**Problem details**
Keep only the lines of the data below that contain "amazing", and copy them.

(Dataset items)
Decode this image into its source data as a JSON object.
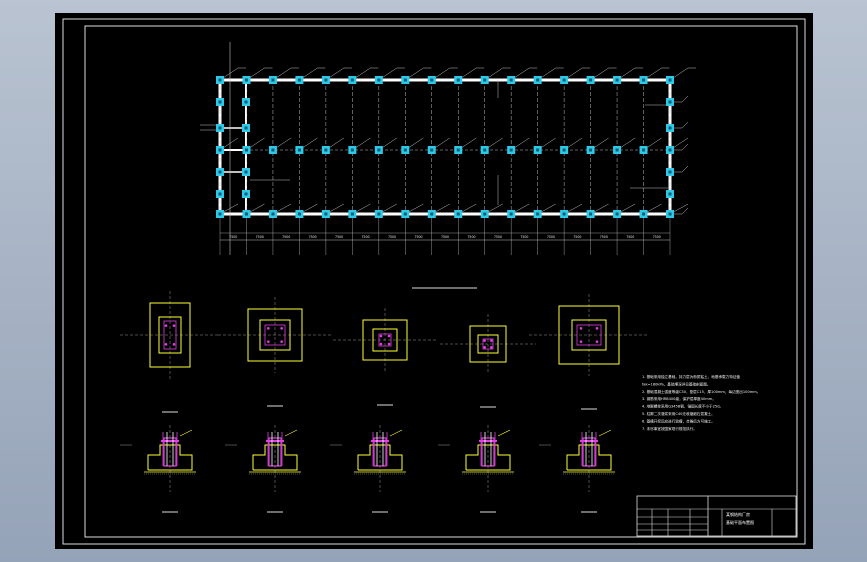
{
  "app": {
    "background": "#aab6c8",
    "canvas_color": "#000000",
    "frame_color": "#e6e6e6"
  },
  "drawing": {
    "bay_dimensions": [
      "7500",
      "7500",
      "7500",
      "7500",
      "7500",
      "7500",
      "7500",
      "7500",
      "7500",
      "7500",
      "7500",
      "7500",
      "7500",
      "7500",
      "7500",
      "7500",
      "7500"
    ],
    "notes": [
      "1. 基础采用独立基础，持力层为粉质粘土，地基承载力特征值",
      "   fak=180kPa，基础埋深详见基础剖面图。",
      "2. 基础混凝土强度等级C30，垫层C15，厚100mm，每边宽出100mm。",
      "3. 钢筋采用HRB400级，保护层厚度40mm。",
      "4. 地脚螺栓采用Q345B钢，锚固长度不小于25d。",
      "5. 柱脚二次灌浆采用C40无收缩细石混凝土。",
      "6. 基槽开挖后应进行验槽，合格后方可施工。",
      "7. 未尽事宜按国家现行规范执行。"
    ],
    "title_block": {
      "project": "某钢结构厂房",
      "sheet": "基础平面布置图"
    }
  },
  "colors": {
    "line_white": "#ffffff",
    "column_cyan": "#2ec8e8",
    "footing_yellow": "#ffff33",
    "bolt_magenta": "#e040e0",
    "dim_gray": "#bfbfbf"
  }
}
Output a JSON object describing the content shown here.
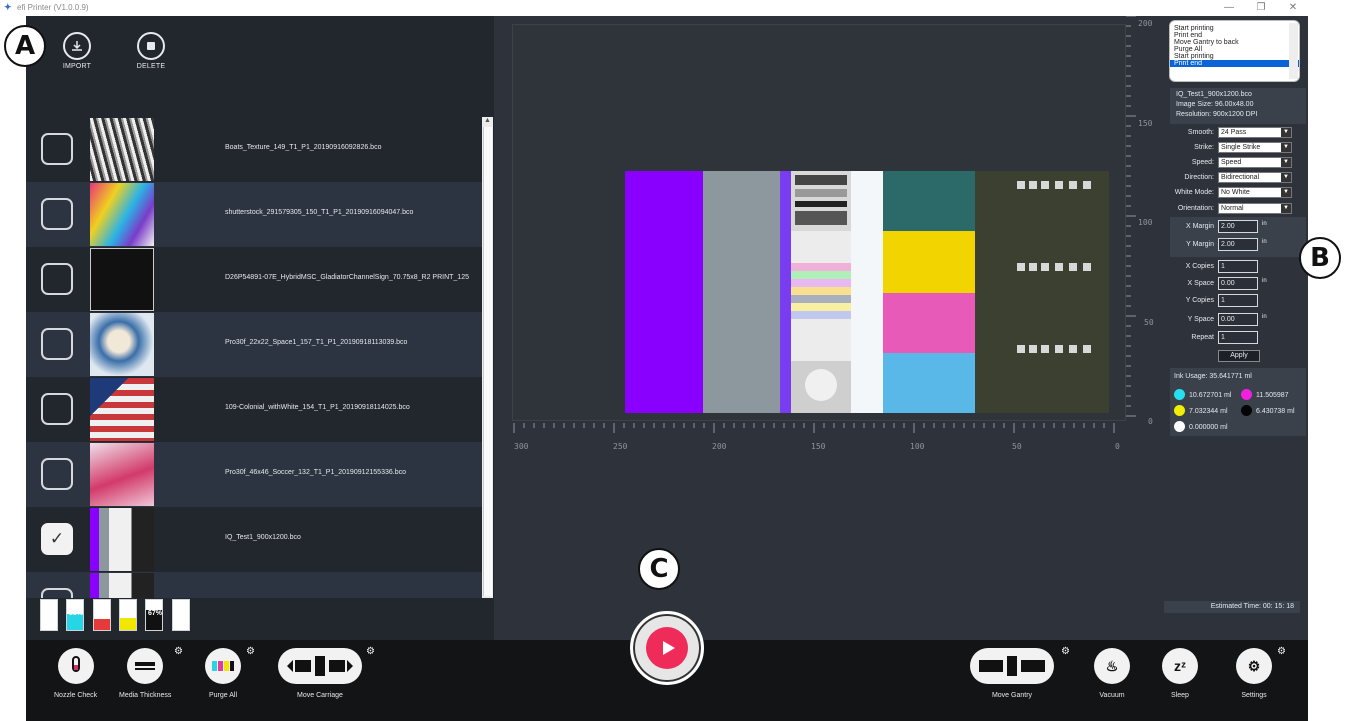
{
  "window": {
    "title": "efi Printer (V1.0.0.9)",
    "minimize": "—",
    "restore": "❐",
    "close": "✕",
    "logo": "✦"
  },
  "toolbar": {
    "import_label": "IMPORT",
    "delete_label": "DELETE",
    "import_icon": "download-icon",
    "delete_icon": "stop-square-icon"
  },
  "callouts": {
    "a": "A",
    "b": "B",
    "c": "C"
  },
  "files": [
    {
      "name": "Boats_Texture_149_T1_P1_20190916092826.bco",
      "checked": false,
      "check": ""
    },
    {
      "name": "shutterstock_291579305_150_T1_P1_20190916094047.bco",
      "checked": false,
      "check": ""
    },
    {
      "name": "D26P54891-07E_HybridMSC_GladiatorChannelSign_70.75x8_R2 PRINT_125",
      "checked": false,
      "check": ""
    },
    {
      "name": "Pro30f_22x22_Space1_157_T1_P1_20190918113039.bco",
      "checked": false,
      "check": ""
    },
    {
      "name": "109-Colonial_withWhite_154_T1_P1_20190918114025.bco",
      "checked": false,
      "check": ""
    },
    {
      "name": "Pro30f_46x46_Soccer_132_T1_P1_20190912155336.bco",
      "checked": false,
      "check": ""
    },
    {
      "name": "IQ_Test1_900x1200.bco",
      "checked": true,
      "check": "✓"
    },
    {
      "name": "",
      "checked": false,
      "check": ""
    }
  ],
  "ink_levels": [
    {
      "color": "#ffffff",
      "level": 0.95,
      "label": ""
    },
    {
      "color": "#26d6e6",
      "level": 0.53,
      "label": "53%"
    },
    {
      "color": "#e63a3a",
      "level": 0.38,
      "label": "38%"
    },
    {
      "color": "#f2e700",
      "level": 0.4,
      "label": "40%"
    },
    {
      "color": "#111111",
      "level": 0.67,
      "label": "67%"
    },
    {
      "color": "#ffffff",
      "level": 0.95,
      "label": ""
    }
  ],
  "rulers": {
    "h_ticks": [
      "300",
      "250",
      "200",
      "150",
      "100",
      "50",
      "0"
    ],
    "v_ticks": [
      "200",
      "150",
      "100",
      "50",
      "0"
    ]
  },
  "log": {
    "lines": [
      "Start printing",
      "Print end",
      "Move Gantry to back",
      "Purge All",
      "Start printing",
      "Print end"
    ],
    "selected_index": 5
  },
  "job": {
    "name": "IQ_Test1_900x1200.bco",
    "image_size_label": "Image Size:",
    "image_size": "96.00x48.00",
    "resolution_label": "Resolution:",
    "resolution": "900x1200 DPI"
  },
  "settings": [
    {
      "label": "Smooth:",
      "value": "24 Pass"
    },
    {
      "label": "Strike:",
      "value": "Single Strike"
    },
    {
      "label": "Speed:",
      "value": "Speed"
    },
    {
      "label": "Direction:",
      "value": "Bidirectional"
    },
    {
      "label": "White Mode:",
      "value": "No White"
    },
    {
      "label": "Orientation:",
      "value": "Normal"
    }
  ],
  "layout_fields": [
    {
      "label": "X Margin",
      "value": "2.00",
      "unit": "in"
    },
    {
      "label": "Y Margin",
      "value": "2.00",
      "unit": "in"
    },
    {
      "label": "X Copies",
      "value": "1",
      "unit": ""
    },
    {
      "label": "X Space",
      "value": "0.00",
      "unit": "in"
    },
    {
      "label": "Y Copies",
      "value": "1",
      "unit": ""
    },
    {
      "label": "Y Space",
      "value": "0.00",
      "unit": "in"
    },
    {
      "label": "Repeat",
      "value": "1",
      "unit": ""
    }
  ],
  "apply_label": "Apply",
  "ink_usage": {
    "title": "Ink Usage: 35.641771 ml",
    "cyan": "10.672701 ml",
    "magenta": "11.505987",
    "yellow": "7.032344 ml",
    "black": "6.430738 ml",
    "white": "0.000000 ml"
  },
  "estimated_time": "Estimated Time: 00: 15: 18",
  "bottom": {
    "nozzle_check": "Nozzle Check",
    "media_thickness": "Media Thickness",
    "purge_all": "Purge All",
    "move_carriage": "Move Carriage",
    "move_gantry": "Move Gantry",
    "vacuum": "Vacuum",
    "sleep": "Sleep",
    "settings": "Settings",
    "vacuum_glyph": "♨",
    "sleep_glyph": "zᶻ",
    "settings_glyph": "⚙",
    "gear_glyph": "⚙"
  },
  "colors": {
    "accent": "#ee2b59",
    "panel": "#2e333b",
    "bar": "#121416"
  }
}
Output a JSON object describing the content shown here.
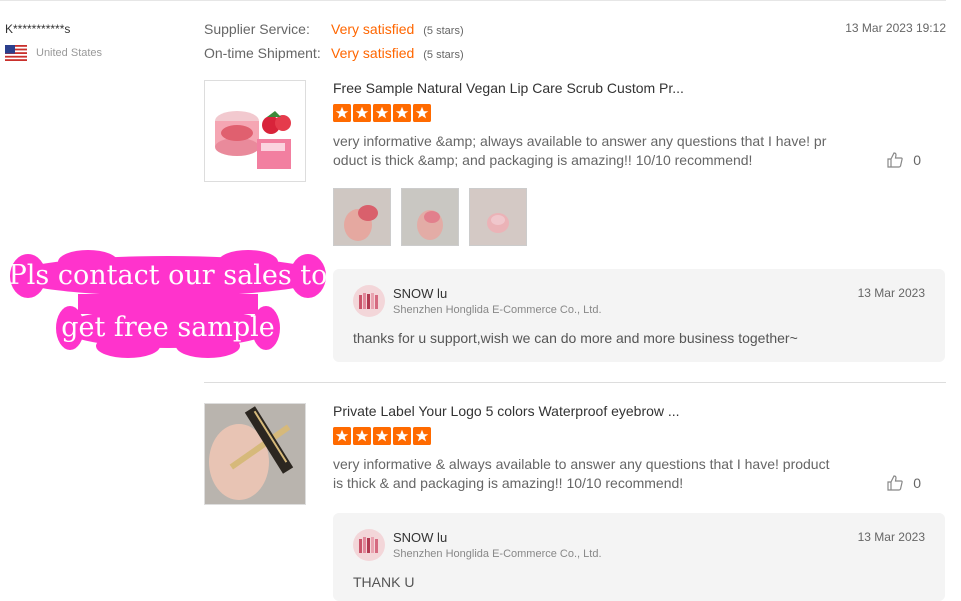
{
  "reviewer": {
    "name": "K***********s",
    "country": "United States",
    "flag_icon": "us-flag-icon"
  },
  "ratings": [
    {
      "label": "Supplier Service:",
      "value": "Very satisfied",
      "stars": "(5 stars)"
    },
    {
      "label": "On-time Shipment:",
      "value": "Very satisfied",
      "stars": "(5 stars)"
    }
  ],
  "timestamp": "13 Mar 2023 19:12",
  "reviews": [
    {
      "title": "Free Sample Natural Vegan Lip Care Scrub Custom Pr...",
      "rating": 5,
      "text": "very informative &amp; always available to answer any questions that I have! product is thick &amp; and packaging is amazing!! 10/10 recommend!",
      "likes": "0",
      "photo_count": 3,
      "reply": {
        "name": "SNOW lu",
        "company": "Shenzhen Honglida E-Commerce Co., Ltd.",
        "date": "13 Mar 2023",
        "text": "thanks for u support,wish we can do more and more business together~"
      }
    },
    {
      "title": "Private Label Your Logo 5 colors Waterproof eyebrow ...",
      "rating": 5,
      "text": "very informative & always available to answer any questions that I have! product is thick & and packaging is amazing!! 10/10 recommend!",
      "likes": "0",
      "reply": {
        "name": "SNOW lu",
        "company": "Shenzhen Honglida E-Commerce Co., Ltd.",
        "date": "13 Mar 2023",
        "text": "THANK U"
      }
    }
  ],
  "banner": {
    "line1": "Pls contact our sales to",
    "line2": "get free sample"
  },
  "colors": {
    "accent": "#ff6600",
    "banner": "#ff33cc",
    "star": "#ff6a00"
  },
  "icons": {
    "star": "star-icon",
    "like": "thumbs-up-icon"
  }
}
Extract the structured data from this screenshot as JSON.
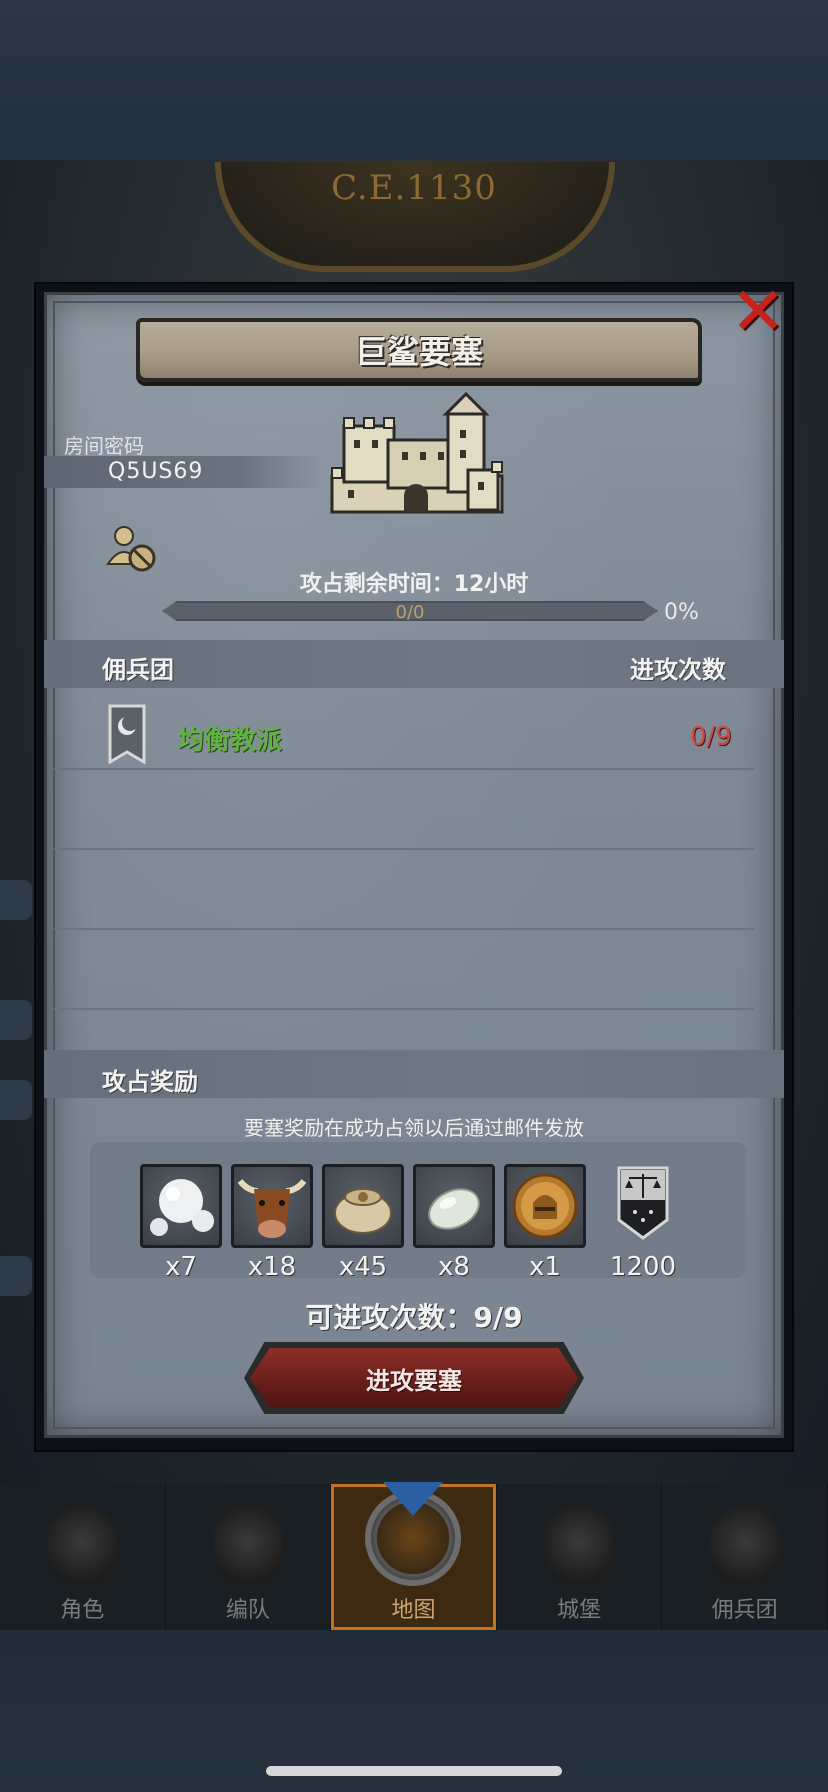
{
  "background": {
    "era": "C.E.1130"
  },
  "dialog": {
    "title": "巨鲨要塞",
    "close_icon": "close-x-icon",
    "room_code_label": "房间密码",
    "room_code_value": "Q5US69",
    "private_icon": "no-entry-user-icon",
    "timer_text": "攻占剩余时间：12小时",
    "progress": {
      "text": "0/0",
      "percent_text": "0%",
      "fraction": 0
    },
    "mercenary_header": "佣兵团",
    "attack_count_header": "进攻次数",
    "mercenaries": [
      {
        "name": "均衡教派",
        "attacks": "0/9",
        "icon": "guild-banner-icon"
      }
    ],
    "rewards_header": "攻占奖励",
    "rewards_note": "要塞奖励在成功占领以后通过邮件发放",
    "rewards": [
      {
        "icon": "pearls-icon",
        "qty": "x7"
      },
      {
        "icon": "ox-head-icon",
        "qty": "x18"
      },
      {
        "icon": "grain-sack-icon",
        "qty": "x45"
      },
      {
        "icon": "moonstone-icon",
        "qty": "x8"
      },
      {
        "icon": "knight-medal-icon",
        "qty": "x1"
      },
      {
        "icon": "justice-banner-icon",
        "qty": "1200"
      }
    ],
    "attacks_left": "可进攻次数：9/9",
    "attack_button": "进攻要塞"
  },
  "nav": {
    "items": [
      {
        "label": "角色",
        "icon": "armor-character-icon"
      },
      {
        "label": "编队",
        "icon": "helmet-squad-icon"
      },
      {
        "label": "地图",
        "icon": "compass-map-icon",
        "active": true
      },
      {
        "label": "城堡",
        "icon": "castle-icon"
      },
      {
        "label": "佣兵团",
        "icon": "cavalry-guild-icon"
      }
    ]
  },
  "colors": {
    "panel": "#7e8995",
    "accent_red": "#c8201b",
    "guild_green": "#5fb33e",
    "count_red": "#cd4a40",
    "nav_active": "#c2731b"
  }
}
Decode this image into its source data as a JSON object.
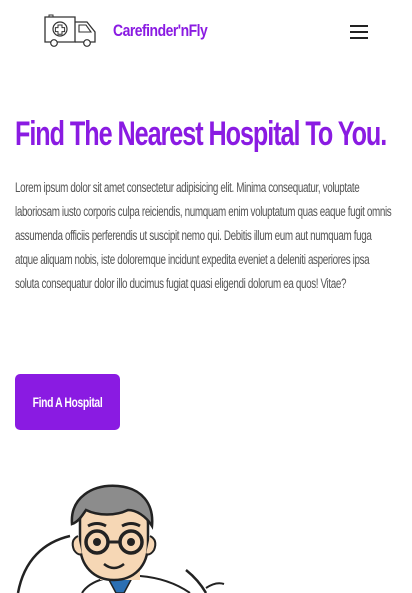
{
  "brand": {
    "name": "Carefinder'nFly",
    "logo_icon": "ambulance-icon"
  },
  "nav": {
    "menu_icon": "hamburger-menu-icon"
  },
  "hero": {
    "title": "Find The Nearest Hospital To You.",
    "body": "Lorem ipsum dolor sit amet consectetur adipisicing elit. Minima consequatur, voluptate laboriosam iusto corporis culpa reiciendis, numquam enim voluptatum quas eaque fugit omnis assumenda officiis perferendis ut suscipit nemo qui. Debitis illum eum aut numquam fuga atque aliquam nobis, iste doloremque incidunt expedita eveniet a deleniti asperiores ipsa soluta consequatur dolor illo ducimus fugiat quasi eligendi dolorum ea quos! Vitae?",
    "cta_label": "Find A Hospital"
  },
  "colors": {
    "accent": "#8a1be2",
    "body_text": "#555555"
  }
}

**The completed task**
      "text": "very informative &amp; always available to answer any questions that I have! product is thick &amp; and packaging is amazing!! 10/10 recommend!",
      "text": "very informative & always available to answer any questions that I have! product is thick & and packaging is amazing!! 10/10 recommend!",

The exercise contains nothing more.